• **TASK OBJECTIVE**: Please give the listing again in its entirety, exactly as written.

• **SOURCE DATA**:
— BEGIN —
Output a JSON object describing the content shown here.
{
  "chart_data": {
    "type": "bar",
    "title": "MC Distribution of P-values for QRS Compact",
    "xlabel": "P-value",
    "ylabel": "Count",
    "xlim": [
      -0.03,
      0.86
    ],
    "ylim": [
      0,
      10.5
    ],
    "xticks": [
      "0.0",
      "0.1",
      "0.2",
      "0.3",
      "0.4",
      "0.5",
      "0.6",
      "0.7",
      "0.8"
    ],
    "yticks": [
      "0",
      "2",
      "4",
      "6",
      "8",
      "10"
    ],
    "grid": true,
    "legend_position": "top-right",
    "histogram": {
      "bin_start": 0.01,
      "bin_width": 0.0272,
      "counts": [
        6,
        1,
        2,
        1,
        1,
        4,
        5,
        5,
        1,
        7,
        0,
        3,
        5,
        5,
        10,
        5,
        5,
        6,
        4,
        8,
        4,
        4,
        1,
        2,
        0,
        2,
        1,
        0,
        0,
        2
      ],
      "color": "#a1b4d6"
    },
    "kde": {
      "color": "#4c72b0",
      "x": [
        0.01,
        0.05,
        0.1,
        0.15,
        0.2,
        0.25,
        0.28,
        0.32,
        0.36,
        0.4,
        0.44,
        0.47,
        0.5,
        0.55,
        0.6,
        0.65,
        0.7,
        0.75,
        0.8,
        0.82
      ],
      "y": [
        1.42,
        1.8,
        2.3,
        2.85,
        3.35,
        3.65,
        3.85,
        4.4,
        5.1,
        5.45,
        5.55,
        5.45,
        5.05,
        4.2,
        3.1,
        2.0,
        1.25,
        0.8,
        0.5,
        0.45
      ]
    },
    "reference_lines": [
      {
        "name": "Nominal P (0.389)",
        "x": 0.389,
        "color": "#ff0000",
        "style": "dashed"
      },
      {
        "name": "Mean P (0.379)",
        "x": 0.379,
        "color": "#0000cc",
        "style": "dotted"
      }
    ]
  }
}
— END —
• **RESPONSE TO THIS EXERCISE**:
Output a JSON object describing the content shown here.
{
  "chart_data": {
    "type": "bar",
    "title": "MC Distribution of P-values for QRS Compact",
    "xlabel": "P-value",
    "ylabel": "Count",
    "xlim": [
      -0.03,
      0.86
    ],
    "ylim": [
      0,
      10.5
    ],
    "xticks": [
      "0.0",
      "0.1",
      "0.2",
      "0.3",
      "0.4",
      "0.5",
      "0.6",
      "0.7",
      "0.8"
    ],
    "yticks": [
      "0",
      "2",
      "4",
      "6",
      "8",
      "10"
    ],
    "grid": true,
    "legend_position": "top-right",
    "histogram": {
      "bin_start": 0.01,
      "bin_width": 0.0272,
      "counts": [
        6,
        1,
        2,
        1,
        1,
        4,
        5,
        5,
        1,
        7,
        0,
        3,
        5,
        5,
        10,
        5,
        5,
        6,
        4,
        8,
        4,
        4,
        1,
        2,
        0,
        2,
        1,
        0,
        0,
        2
      ],
      "color": "#a1b4d6"
    },
    "kde": {
      "color": "#4c72b0",
      "x": [
        0.01,
        0.05,
        0.1,
        0.15,
        0.2,
        0.25,
        0.28,
        0.32,
        0.36,
        0.4,
        0.44,
        0.47,
        0.5,
        0.55,
        0.6,
        0.65,
        0.7,
        0.75,
        0.8,
        0.82
      ],
      "y": [
        1.42,
        1.8,
        2.3,
        2.85,
        3.35,
        3.65,
        3.85,
        4.4,
        5.1,
        5.45,
        5.55,
        5.45,
        5.05,
        4.2,
        3.1,
        2.0,
        1.25,
        0.8,
        0.5,
        0.45
      ]
    },
    "reference_lines": [
      {
        "name": "Nominal P (0.389)",
        "x": 0.389,
        "color": "#ff0000",
        "style": "dashed"
      },
      {
        "name": "Mean P (0.379)",
        "x": 0.379,
        "color": "#0000cc",
        "style": "dotted"
      }
    ]
  }
}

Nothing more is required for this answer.